**SHORT PROBLEM:**
Please give the listing again in its entirety, exactly as written.

**MATERIAL TO PROCESS:**
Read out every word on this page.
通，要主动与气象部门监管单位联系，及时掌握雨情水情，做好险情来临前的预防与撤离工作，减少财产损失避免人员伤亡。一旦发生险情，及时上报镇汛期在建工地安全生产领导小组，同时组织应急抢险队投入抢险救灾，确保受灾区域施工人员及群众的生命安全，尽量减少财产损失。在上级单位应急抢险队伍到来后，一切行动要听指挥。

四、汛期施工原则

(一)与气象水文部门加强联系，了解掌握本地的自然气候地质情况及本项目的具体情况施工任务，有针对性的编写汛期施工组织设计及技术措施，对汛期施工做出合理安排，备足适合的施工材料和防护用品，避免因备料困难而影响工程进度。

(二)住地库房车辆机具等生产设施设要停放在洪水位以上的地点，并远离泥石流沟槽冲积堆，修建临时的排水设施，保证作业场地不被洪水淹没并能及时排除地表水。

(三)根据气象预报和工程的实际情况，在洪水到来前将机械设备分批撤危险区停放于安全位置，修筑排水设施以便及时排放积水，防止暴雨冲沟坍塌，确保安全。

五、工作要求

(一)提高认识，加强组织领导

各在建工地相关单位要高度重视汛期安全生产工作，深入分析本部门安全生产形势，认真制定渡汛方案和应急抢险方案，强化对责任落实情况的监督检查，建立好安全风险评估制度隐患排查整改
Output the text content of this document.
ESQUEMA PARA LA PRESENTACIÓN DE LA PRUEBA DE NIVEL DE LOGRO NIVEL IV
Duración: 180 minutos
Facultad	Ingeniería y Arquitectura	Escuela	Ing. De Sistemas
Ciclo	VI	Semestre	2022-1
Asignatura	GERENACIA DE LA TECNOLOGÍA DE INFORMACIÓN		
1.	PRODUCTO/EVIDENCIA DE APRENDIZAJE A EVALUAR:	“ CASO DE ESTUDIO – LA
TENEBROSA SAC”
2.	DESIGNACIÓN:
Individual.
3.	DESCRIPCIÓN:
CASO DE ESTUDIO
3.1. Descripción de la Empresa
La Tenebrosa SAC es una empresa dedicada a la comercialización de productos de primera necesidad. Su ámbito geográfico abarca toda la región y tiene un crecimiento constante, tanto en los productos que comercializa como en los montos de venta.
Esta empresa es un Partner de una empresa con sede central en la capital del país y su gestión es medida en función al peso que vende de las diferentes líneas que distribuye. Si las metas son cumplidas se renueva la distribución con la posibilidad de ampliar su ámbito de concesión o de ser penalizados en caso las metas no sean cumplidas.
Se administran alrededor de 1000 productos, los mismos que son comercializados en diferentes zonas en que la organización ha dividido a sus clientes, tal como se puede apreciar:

**RESULT OF THIS TASK:**
Read out every word on this page.
通，要主动与气象部门监管单位联系，及时掌握雨情水情，做好险情来临前的预防与撤离工作，减少财产损失避免人员伤亡。一旦发生险情，及时上报镇汛期在建工地安全生产领导小组，同时组织应急抢险队投入抢险救灾，确保受灾区域施工人员及群众的生命安全，尽量减少财产损失。在上级单位应急抢险队伍到来后，一切行动要听指挥。

四、汛期施工原则

(一)与气象水文部门加强联系，了解掌握本地的自然气候地质情况及本项目的具体情况施工任务，有针对性的编写汛期施工组织设计及技术措施，对汛期施工做出合理安排，备足适合的施工材料和防护用品，避免因备料困难而影响工程进度。

(二)住地库房车辆机具等生产设施设要停放在洪水位以上的地点，并远离泥石流沟槽冲积堆，修建临时的排水设施，保证作业场地不被洪水淹没并能及时排除地表水。

(三)根据气象预报和工程的实际情况，在洪水到来前将机械设备分批撤危险区停放于安全位置，修筑排水设施以便及时排放积水，防止暴雨冲沟坍塌，确保安全。

五、工作要求

(一)提高认识，加强组织领导

各在建工地相关单位要高度重视汛期安全生产工作，深入分析本部门安全生产形势，认真制定渡汛方案和应急抢险方案，强化对责任落实情况的监督检查，建立好安全风险评估制度隐患排查整改
Output the text content of this document.
ESQUEMA PARA LA PRESENTACIÓN DE LA PRUEBA DE NIVEL DE LOGRO NIVEL IV
Duración: 180 minutos
Facultad	Ingeniería y Arquitectura	Escuela	Ing. De Sistemas
Ciclo	VI	Semestre	2022-1
Asignatura	GERENACIA DE LA TECNOLOGÍA DE INFORMACIÓN		
1.	PRODUCTO/EVIDENCIA DE APRENDIZAJE A EVALUAR:	“ CASO DE ESTUDIO – LA
TENEBROSA SAC”
2.	DESIGNACIÓN:
Individual.
3.	DESCRIPCIÓN:
CASO DE ESTUDIO
3.1. Descripción de la Empresa
La Tenebrosa SAC es una empresa dedicada a la comercialización de productos de primera necesidad. Su ámbito geográfico abarca toda la región y tiene un crecimiento constante, tanto en los productos que comercializa como en los montos de venta.
Esta empresa es un Partner de una empresa con sede central en la capital del país y su gestión es medida en función al peso que vende de las diferentes líneas que distribuye. Si las metas son cumplidas se renueva la distribución con la posibilidad de ampliar su ámbito de concesión o de ser penalizados en caso las metas no sean cumplidas.
Se administran alrededor de 1000 productos, los mismos que son comercializados en diferentes zonas en que la organización ha dividido a sus clientes, tal como se puede apreciar:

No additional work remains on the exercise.